▶ **Written task**: Output every line of the material exactly, omitting images.

▶ **Task inputs**:
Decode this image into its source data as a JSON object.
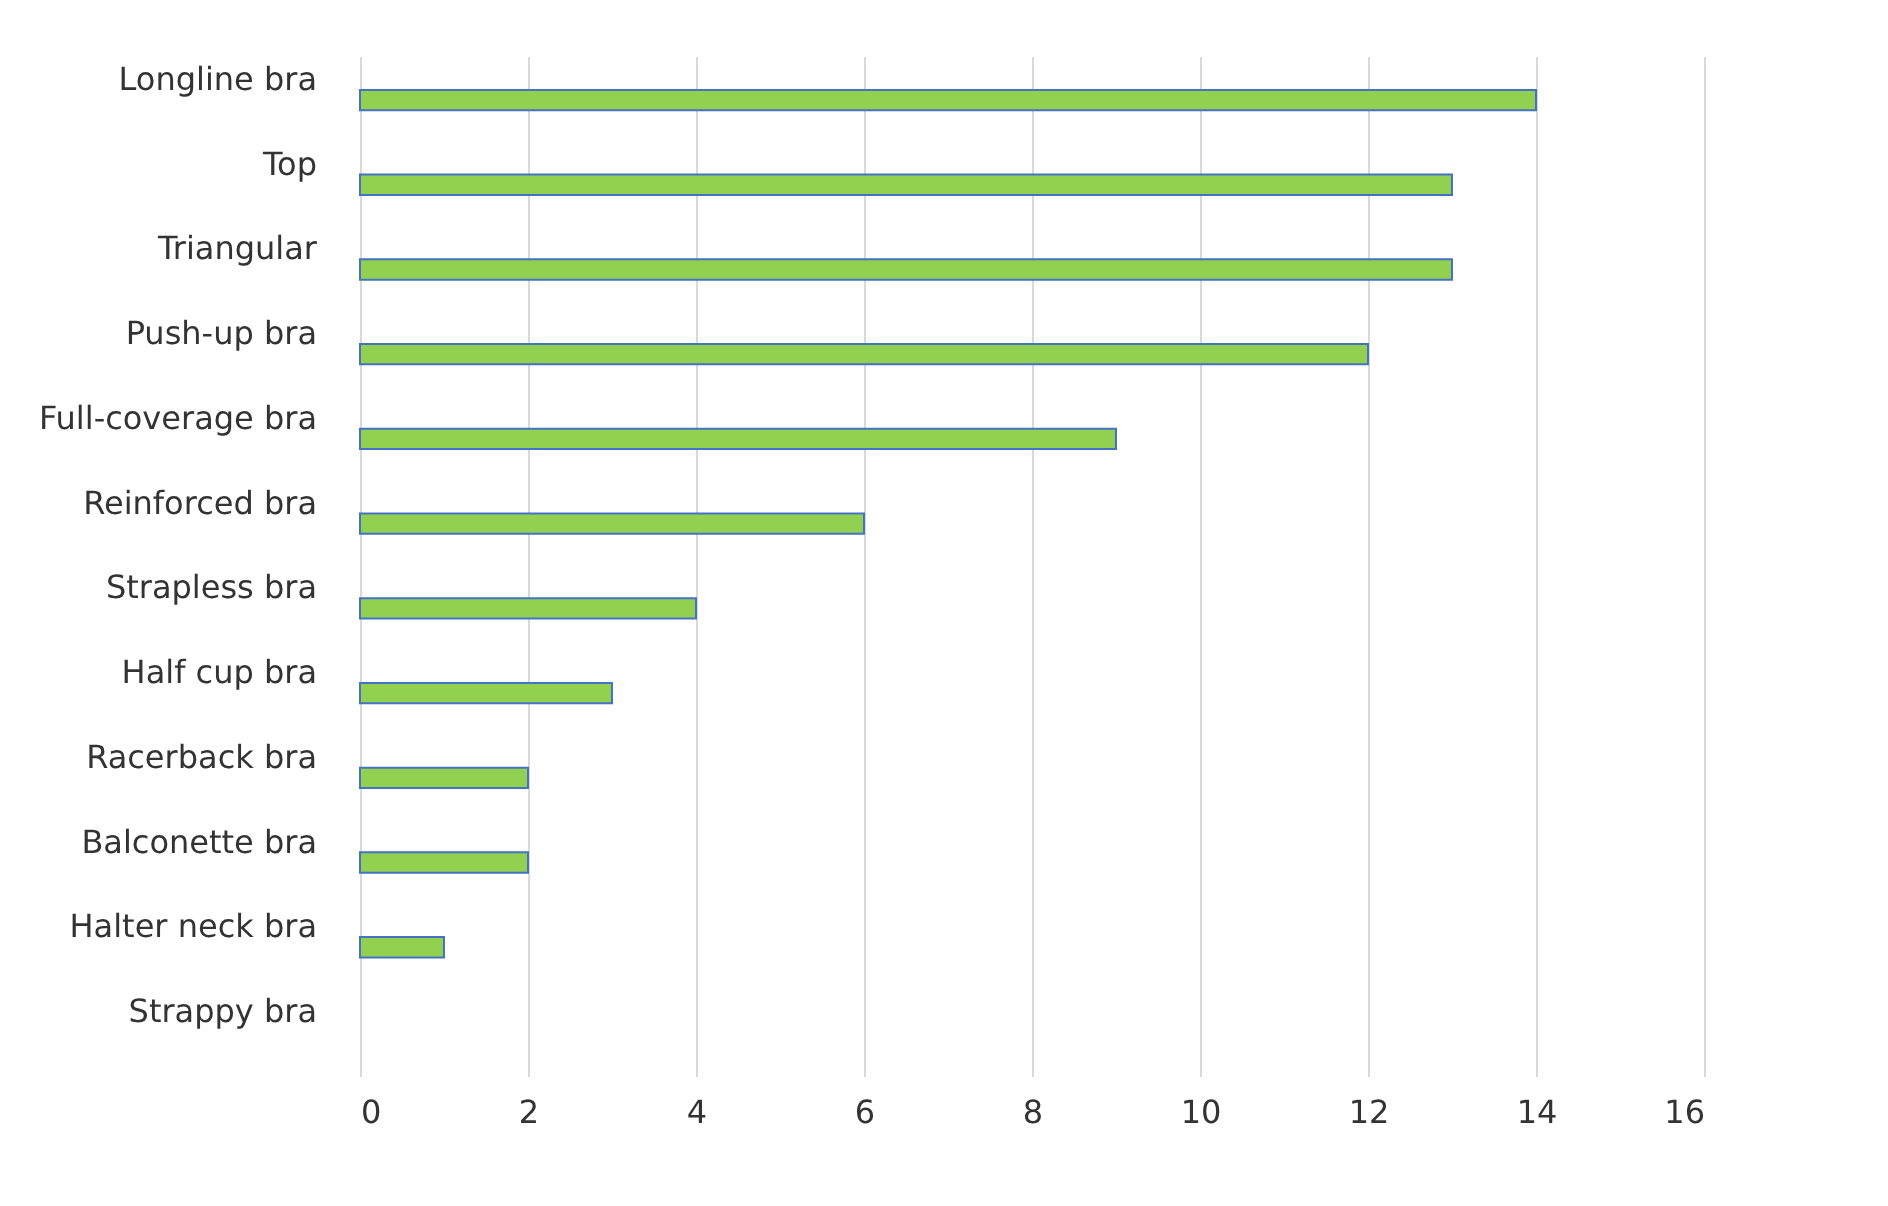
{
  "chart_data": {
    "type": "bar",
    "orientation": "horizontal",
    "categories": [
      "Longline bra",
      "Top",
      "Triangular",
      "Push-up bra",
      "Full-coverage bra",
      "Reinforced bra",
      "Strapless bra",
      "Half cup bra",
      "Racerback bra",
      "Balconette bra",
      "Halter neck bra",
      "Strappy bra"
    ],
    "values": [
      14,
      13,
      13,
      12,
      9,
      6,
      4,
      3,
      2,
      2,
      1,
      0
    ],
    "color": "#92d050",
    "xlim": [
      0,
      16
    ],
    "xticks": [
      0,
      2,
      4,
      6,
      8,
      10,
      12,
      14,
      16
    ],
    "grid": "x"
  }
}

▶ **Exercise result**:
Decode this image into its source data as a JSON object.
{
  "chart_data": {
    "type": "bar",
    "orientation": "horizontal",
    "categories": [
      "Longline bra",
      "Top",
      "Triangular",
      "Push-up bra",
      "Full-coverage bra",
      "Reinforced bra",
      "Strapless bra",
      "Half cup bra",
      "Racerback bra",
      "Balconette bra",
      "Halter neck bra",
      "Strappy bra"
    ],
    "values": [
      14,
      13,
      13,
      12,
      9,
      6,
      4,
      3,
      2,
      2,
      1,
      0
    ],
    "color": "#92d050",
    "xlim": [
      0,
      16
    ],
    "xticks": [
      0,
      2,
      4,
      6,
      8,
      10,
      12,
      14,
      16
    ],
    "grid": "x"
  }
}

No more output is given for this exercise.